- [TASK DESCRIPTION] Your task is to repeat the entries exactly. Leave the pictures out.

Extracted records
◇ ◇ ◇ ◇ ◇

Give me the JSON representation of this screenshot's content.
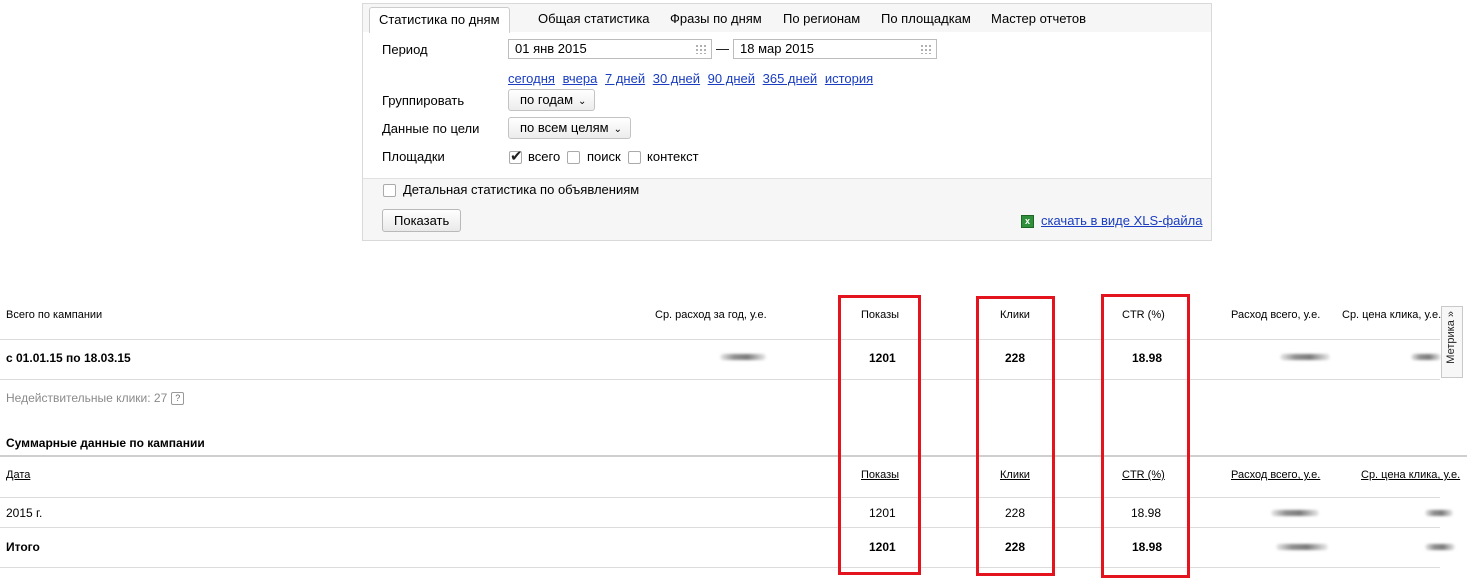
{
  "tabs": [
    {
      "label": "Статистика по дням",
      "active": true
    },
    {
      "label": "Общая статистика"
    },
    {
      "label": "Фразы по дням"
    },
    {
      "label": "По регионам"
    },
    {
      "label": "По площадкам"
    },
    {
      "label": "Мастер отчетов"
    }
  ],
  "form": {
    "period_label": "Период",
    "date_from": "01 янв 2015",
    "date_separator": "—",
    "date_to": "18 мар 2015",
    "quick_links": [
      "сегодня",
      "вчера",
      "7 дней",
      "30 дней",
      "90 дней",
      "365 дней",
      "история"
    ],
    "group_label": "Группировать",
    "group_value": "по годам",
    "goal_label": "Данные по цели",
    "goal_value": "по всем целям",
    "platforms_label": "Площадки",
    "platforms": [
      {
        "label": "всего",
        "checked": true
      },
      {
        "label": "поиск",
        "checked": false
      },
      {
        "label": "контекст",
        "checked": false
      }
    ],
    "detailed_label": "Детальная статистика по объявлениям",
    "detailed_checked": false,
    "show_button": "Показать",
    "xls_link": "скачать в виде XLS-файла"
  },
  "summary": {
    "headers": {
      "total": "Всего по кампании",
      "avg_spend": "Ср. расход за год, у.е.",
      "impressions": "Показы",
      "clicks": "Клики",
      "ctr": "CTR (%)",
      "spend_total": "Расход всего, у.е.",
      "avg_cpc": "Ср. цена клика, у.е."
    },
    "row": {
      "period": "с 01.01.15 по 18.03.15",
      "impressions": "1201",
      "clicks": "228",
      "ctr": "18.98"
    },
    "invalid_clicks": "Недействительные клики: 27",
    "help_icon": "?",
    "metrika": "Метрика »"
  },
  "campaign": {
    "title": "Суммарные данные по кампании",
    "headers": {
      "date": "Дата",
      "impressions": "Показы",
      "clicks": "Клики",
      "ctr": "CTR (%)",
      "spend_total": "Расход всего, у.е.",
      "avg_cpc": "Ср. цена клика, у.е."
    },
    "rows": [
      {
        "date": "2015 г.",
        "impressions": "1201",
        "clicks": "228",
        "ctr": "18.98"
      },
      {
        "date": "Итого",
        "impressions": "1201",
        "clicks": "228",
        "ctr": "18.98"
      }
    ]
  },
  "colors": {
    "highlight": "#e4141f",
    "link": "#1a3dc1"
  }
}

◇ ◇ ◇ ◇ ◇

- [TASK RESULT]
Give me the JSON representation of this screenshot's content.
{
  "tabs": [
    {
      "label": "Статистика по дням",
      "active": true
    },
    {
      "label": "Общая статистика"
    },
    {
      "label": "Фразы по дням"
    },
    {
      "label": "По регионам"
    },
    {
      "label": "По площадкам"
    },
    {
      "label": "Мастер отчетов"
    }
  ],
  "form": {
    "period_label": "Период",
    "date_from": "01 янв 2015",
    "date_separator": "—",
    "date_to": "18 мар 2015",
    "quick_links": [
      "сегодня",
      "вчера",
      "7 дней",
      "30 дней",
      "90 дней",
      "365 дней",
      "история"
    ],
    "group_label": "Группировать",
    "group_value": "по годам",
    "goal_label": "Данные по цели",
    "goal_value": "по всем целям",
    "platforms_label": "Площадки",
    "platforms": [
      {
        "label": "всего",
        "checked": true
      },
      {
        "label": "поиск",
        "checked": false
      },
      {
        "label": "контекст",
        "checked": false
      }
    ],
    "detailed_label": "Детальная статистика по объявлениям",
    "detailed_checked": false,
    "show_button": "Показать",
    "xls_link": "скачать в виде XLS-файла"
  },
  "summary": {
    "headers": {
      "total": "Всего по кампании",
      "avg_spend": "Ср. расход за год, у.е.",
      "impressions": "Показы",
      "clicks": "Клики",
      "ctr": "CTR (%)",
      "spend_total": "Расход всего, у.е.",
      "avg_cpc": "Ср. цена клика, у.е."
    },
    "row": {
      "period": "с 01.01.15 по 18.03.15",
      "impressions": "1201",
      "clicks": "228",
      "ctr": "18.98"
    },
    "invalid_clicks": "Недействительные клики: 27",
    "help_icon": "?",
    "metrika": "Метрика »"
  },
  "campaign": {
    "title": "Суммарные данные по кампании",
    "headers": {
      "date": "Дата",
      "impressions": "Показы",
      "clicks": "Клики",
      "ctr": "CTR (%)",
      "spend_total": "Расход всего, у.е.",
      "avg_cpc": "Ср. цена клика, у.е."
    },
    "rows": [
      {
        "date": "2015 г.",
        "impressions": "1201",
        "clicks": "228",
        "ctr": "18.98"
      },
      {
        "date": "Итого",
        "impressions": "1201",
        "clicks": "228",
        "ctr": "18.98"
      }
    ]
  },
  "colors": {
    "highlight": "#e4141f",
    "link": "#1a3dc1"
  }
}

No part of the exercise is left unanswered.